DATA PROVIDED —
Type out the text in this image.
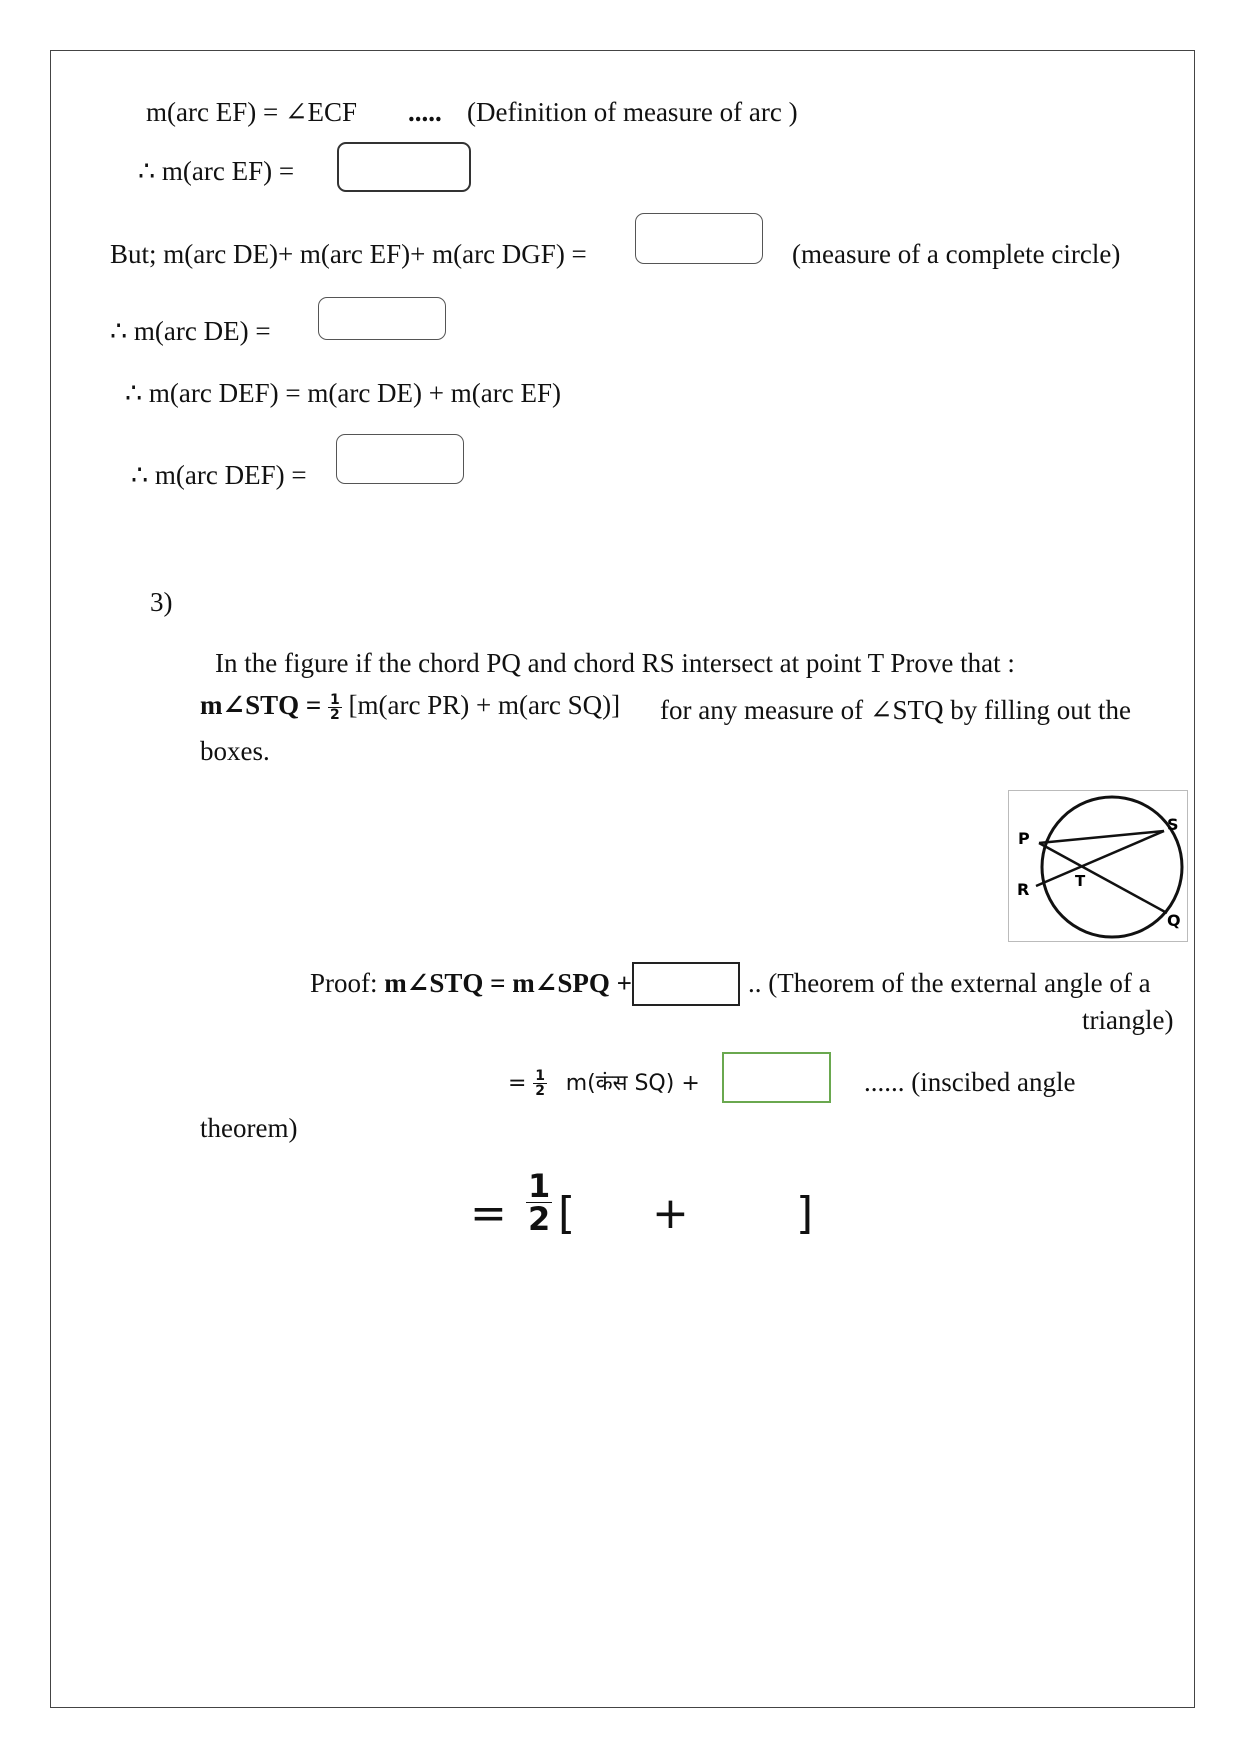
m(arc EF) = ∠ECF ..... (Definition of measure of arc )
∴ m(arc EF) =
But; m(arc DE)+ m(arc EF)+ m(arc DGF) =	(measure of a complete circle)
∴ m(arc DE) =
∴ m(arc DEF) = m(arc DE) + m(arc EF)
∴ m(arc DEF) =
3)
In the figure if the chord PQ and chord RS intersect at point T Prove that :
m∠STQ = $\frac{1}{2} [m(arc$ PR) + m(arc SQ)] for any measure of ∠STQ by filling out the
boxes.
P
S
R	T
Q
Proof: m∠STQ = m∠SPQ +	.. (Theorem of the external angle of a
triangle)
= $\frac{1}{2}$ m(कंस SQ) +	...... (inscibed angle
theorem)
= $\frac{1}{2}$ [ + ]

THE REQUEST —
Copy every entry word for word, but omit the pictures.

FINAL ANSWER —
Type out the text in this image.
m(arc EF) = ∠ECF ..... (Definition of measure of arc )
∴ m(arc EF) =
But; m(arc DE)+ m(arc EF)+ m(arc DGF) =	(measure of a complete circle)
∴ m(arc DE) =
∴ m(arc DEF) = m(arc DE) + m(arc EF)
∴ m(arc DEF) =
3)
In the figure if the chord PQ and chord RS intersect at point T Prove that :
m∠STQ = $\frac{1}{2} [m(arc$ PR) + m(arc SQ)] for any measure of ∠STQ by filling out the
boxes.
P
S
R	T
Q
Proof: m∠STQ = m∠SPQ +	.. (Theorem of the external angle of a
triangle)
= $\frac{1}{2}$ m(कंस SQ) +	...... (inscibed angle
theorem)
= $\frac{1}{2}$ [ + ]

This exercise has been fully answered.